-- start The records --

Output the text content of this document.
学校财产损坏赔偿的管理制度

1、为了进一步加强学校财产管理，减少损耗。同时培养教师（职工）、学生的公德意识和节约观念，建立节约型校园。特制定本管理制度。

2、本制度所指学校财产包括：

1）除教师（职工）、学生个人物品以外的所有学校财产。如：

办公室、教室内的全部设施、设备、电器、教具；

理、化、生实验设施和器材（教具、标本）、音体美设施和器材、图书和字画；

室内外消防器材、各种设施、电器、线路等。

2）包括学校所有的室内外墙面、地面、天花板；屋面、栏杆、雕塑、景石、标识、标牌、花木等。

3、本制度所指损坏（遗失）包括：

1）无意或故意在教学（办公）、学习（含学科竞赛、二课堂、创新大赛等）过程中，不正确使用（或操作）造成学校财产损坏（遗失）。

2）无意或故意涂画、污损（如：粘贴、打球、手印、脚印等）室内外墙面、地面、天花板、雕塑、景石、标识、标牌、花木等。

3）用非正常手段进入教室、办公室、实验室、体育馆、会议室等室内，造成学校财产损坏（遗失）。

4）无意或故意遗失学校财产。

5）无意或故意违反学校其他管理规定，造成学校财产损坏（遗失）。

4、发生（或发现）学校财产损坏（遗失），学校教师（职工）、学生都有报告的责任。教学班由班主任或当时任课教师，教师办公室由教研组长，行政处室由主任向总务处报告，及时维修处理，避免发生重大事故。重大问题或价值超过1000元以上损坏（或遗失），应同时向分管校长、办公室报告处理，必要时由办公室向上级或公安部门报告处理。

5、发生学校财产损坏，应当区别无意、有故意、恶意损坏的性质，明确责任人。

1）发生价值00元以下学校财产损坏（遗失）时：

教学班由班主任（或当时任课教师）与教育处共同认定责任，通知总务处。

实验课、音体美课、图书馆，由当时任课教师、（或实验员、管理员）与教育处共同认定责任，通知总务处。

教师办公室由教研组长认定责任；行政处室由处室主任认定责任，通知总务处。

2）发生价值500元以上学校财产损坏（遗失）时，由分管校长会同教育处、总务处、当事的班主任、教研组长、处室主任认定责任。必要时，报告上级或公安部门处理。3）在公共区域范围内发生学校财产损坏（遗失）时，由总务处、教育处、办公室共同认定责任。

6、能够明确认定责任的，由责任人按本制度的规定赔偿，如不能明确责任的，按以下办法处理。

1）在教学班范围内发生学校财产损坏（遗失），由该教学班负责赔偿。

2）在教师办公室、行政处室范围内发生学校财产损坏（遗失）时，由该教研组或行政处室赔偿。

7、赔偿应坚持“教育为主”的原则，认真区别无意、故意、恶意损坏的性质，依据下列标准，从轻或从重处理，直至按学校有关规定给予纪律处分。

-- end The records --

■ Work to complete
Retype the data exactly as given.

■ Correct result
Output the text content of this document.
学校财产损坏赔偿的管理制度

1、为了进一步加强学校财产管理，减少损耗。同时培养教师（职工）、学生的公德意识和节约观念，建立节约型校园。特制定本管理制度。

2、本制度所指学校财产包括：

1）除教师（职工）、学生个人物品以外的所有学校财产。如：

办公室、教室内的全部设施、设备、电器、教具；

理、化、生实验设施和器材（教具、标本）、音体美设施和器材、图书和字画；

室内外消防器材、各种设施、电器、线路等。

2）包括学校所有的室内外墙面、地面、天花板；屋面、栏杆、雕塑、景石、标识、标牌、花木等。

3、本制度所指损坏（遗失）包括：

1）无意或故意在教学（办公）、学习（含学科竞赛、二课堂、创新大赛等）过程中，不正确使用（或操作）造成学校财产损坏（遗失）。

2）无意或故意涂画、污损（如：粘贴、打球、手印、脚印等）室内外墙面、地面、天花板、雕塑、景石、标识、标牌、花木等。

3）用非正常手段进入教室、办公室、实验室、体育馆、会议室等室内，造成学校财产损坏（遗失）。

4）无意或故意遗失学校财产。

5）无意或故意违反学校其他管理规定，造成学校财产损坏（遗失）。

4、发生（或发现）学校财产损坏（遗失），学校教师（职工）、学生都有报告的责任。教学班由班主任或当时任课教师，教师办公室由教研组长，行政处室由主任向总务处报告，及时维修处理，避免发生重大事故。重大问题或价值超过1000元以上损坏（或遗失），应同时向分管校长、办公室报告处理，必要时由办公室向上级或公安部门报告处理。

5、发生学校财产损坏，应当区别无意、有故意、恶意损坏的性质，明确责任人。

1）发生价值00元以下学校财产损坏（遗失）时：

教学班由班主任（或当时任课教师）与教育处共同认定责任，通知总务处。

实验课、音体美课、图书馆，由当时任课教师、（或实验员、管理员）与教育处共同认定责任，通知总务处。

教师办公室由教研组长认定责任；行政处室由处室主任认定责任，通知总务处。

2）发生价值500元以上学校财产损坏（遗失）时，由分管校长会同教育处、总务处、当事的班主任、教研组长、处室主任认定责任。必要时，报告上级或公安部门处理。3）在公共区域范围内发生学校财产损坏（遗失）时，由总务处、教育处、办公室共同认定责任。

6、能够明确认定责任的，由责任人按本制度的规定赔偿，如不能明确责任的，按以下办法处理。

1）在教学班范围内发生学校财产损坏（遗失），由该教学班负责赔偿。

2）在教师办公室、行政处室范围内发生学校财产损坏（遗失）时，由该教研组或行政处室赔偿。

7、赔偿应坚持“教育为主”的原则，认真区别无意、故意、恶意损坏的性质，依据下列标准，从轻或从重处理，直至按学校有关规定给予纪律处分。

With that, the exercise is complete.